## MATERIAL FOR THIS TASK:
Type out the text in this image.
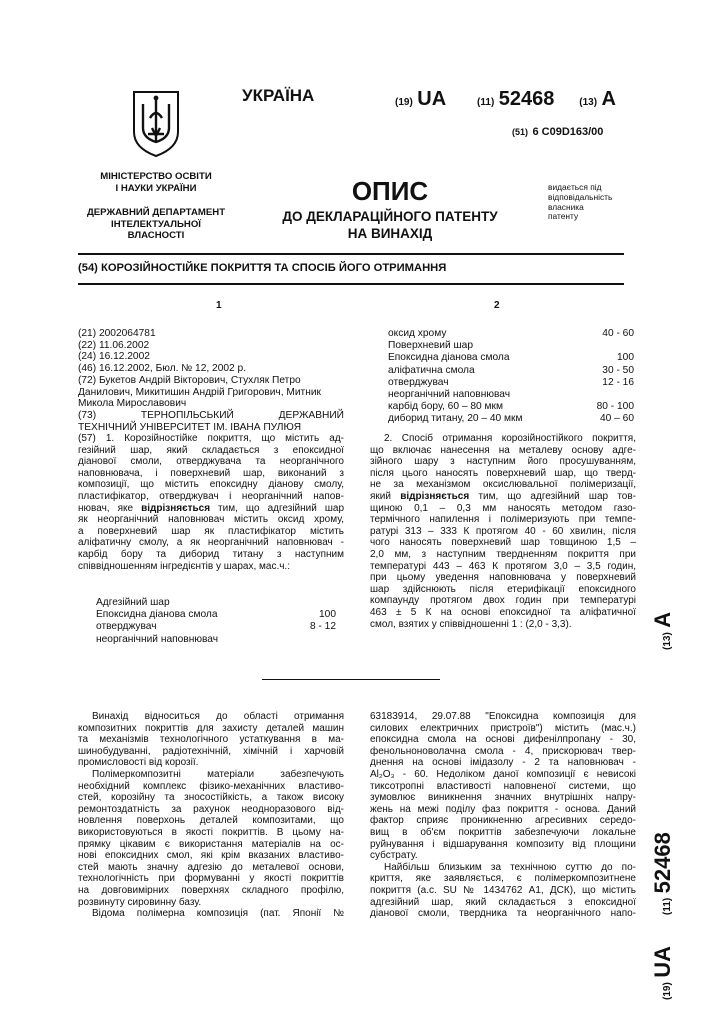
МІНІСТЕРСТВО ОСВІТИ
І НАУКИ УКРАЇНИ
ДЕРЖАВНИЙ ДЕПАРТАМЕНТ
ІНТЕЛЕКТУАЛЬНОЇ
ВЛАСНОСТІ
УКРАЇНА	(19) UA	(11) 52468 (13) A
(51) 6 C09D163/00
ОПИС
ДО ДЕКЛАРАЦІЙНОГО ПАТЕНТУ
НА ВИНАХІД
видається під
відповідальність
власника
патенту
(54) КОРОЗІЙНОСТІЙКЕ ПОКРИТТЯ ТА СПОСІБ ЙОГО ОТРИМАННЯ
1	2
(21) 2002064781
(22) 11.06.2002
(24) 16.12.2002
(46) 16.12.2002, Бюл. № 12, 2002 р.
(72) Букетов Андрій Вікторович, Стухляк Петро
Данилович, Микитишин Андрій Григорович, Митник
Микола Мирославович
(73) ТЕРНОПІЛЬСЬКИЙ ДЕРЖАВНИЙ
ТЕХНІЧНИЙ УНІВЕРСИТЕТ ІМ. ІВАНА ПУЛЮЯ
(57) 1. Корозійностійке покриття, що містить ад-
гезійний шар, який складається з епоксидної
діанової смоли, отверджувача та неорганічного
наповнювача, і поверхневий шар, виконаний з
композиції, що містить епоксидну діанову смолу,
пластифікатор, отверджувач і неорганічний напов-
нювач, яке відрізняється тим, що адгезійний шар
як неорганічний наповнювач містить оксид хрому,
а поверхневий шар як пластифікатор містить
аліфатичну смолу, а як неорганічний наповнювач -
карбід бору та диборид титану з наступним
співвідношенням інгредієнтів у шарах, мас.ч.:
Адгезійний шар
Епоксидна діанова смола	100
отверджувач	8 - 12
неорганічний наповнювач
оксид хрому	40 - 60
Поверхневий шар
Епоксидна діанова смола	100
аліфатична смола	30 - 50
отверджувач	12 - 16
неорганічний наповнювач
карбід бору, 60 – 80 мкм	80 - 100
диборид титану, 20 – 40 мкм	40 – 60
2. Спосіб отримання корозійностійкого покриття,
що включає нанесення на металеву основу адге-
зійного шару з наступним його просушуванням,
після цього наносять поверхневий шар, що тверд-
не за механізмом оксислювальної полімеризації,
який відрізняється тим, що адгезійний шар тов-
щиною 0,1 – 0,3 мм наносять методом газо-
термічного напилення і полімеризують при темпе-
ратурі 313 – 333 К протягом 40 - 60 хвилин, після
чого наносять поверхневий шар товщиною 1,5 –
2,0 мм, з наступним твердненням покриття при
температурі 443 – 463 К протягом 3,0 – 3,5 годин,
при цьому уведення наповнювача у поверхневий
шар здійснюють після етерифікації епоксидного
компаунду протягом двох годин при температурі
463 ± 5 К на основі епоксидної та аліфатичної
смол, взятих у співвідношенні 1 : (2,0 - 3,3).
Винахід відноситься до області отримання
композитних покриттів для захисту деталей машин
та механізмів технологічного устаткування в ма-
шинобудуванні, радіотехнічній, хімічній і харчовій
промисловості від корозії.
Полімеркомпозитні матеріали забезпечують
необхідний комплекс фізико-механічних властиво-
стей, корозійну та зносостійкість, а також високу
ремонтоздатність за рахунок неодноразового від-
новлення поверхонь деталей композитами, що
використовуються в якості покриттів. В цьому на-
прямку цікавим є використання матеріалів на ос-
нові епоксидних смол, які крім вказаних властиво-
стей мають значну адгезію до металевої основи,
технологічність при формуванні у якості покриттів
на довговимірних поверхнях складного профілю,
розвинуту сировинну базу.
Відома полімерна композиція (пат. Японії №
63183914, 29.07.88 "Епоксидна композиція для
силових електричних пристроїв") містить (мас.ч.)
епоксидна смола на основі дифенілпропану - 30,
фенольноноволачна смола - 4, прискорювач твер-
днення на основі імідазолу - 2 та наповнювач -
Al₂O₃ - 60. Недоліком даної композиції є невисокі
тиксотропні властивості наповненої системи, що
зумовлює виникнення значних внутрішніх напру-
жень на межі поділу фаз покриття - основа. Даний
фактор сприяє проникненню агресивних середо-
вищ в об'єм покриттів забезпечуючи локальне
руйнування і відшарування композиту від площини
субстрату.
Найбільш близьким за технічною суттю до по-
криття, яке заявляється, є полімеркомпозитнене
покриття (а.с. SU № 1434762 А1, ДСК), що містить
адгезійний шар, який складається з епоксидної
діанової смоли, твердника та неорганічного напо-
(19) UA  (11) 52468
(13) A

## SHORT PROBLEM:
Say the number of lines in the records above that include the string "смолу", and no more.

## SOLUTION:
2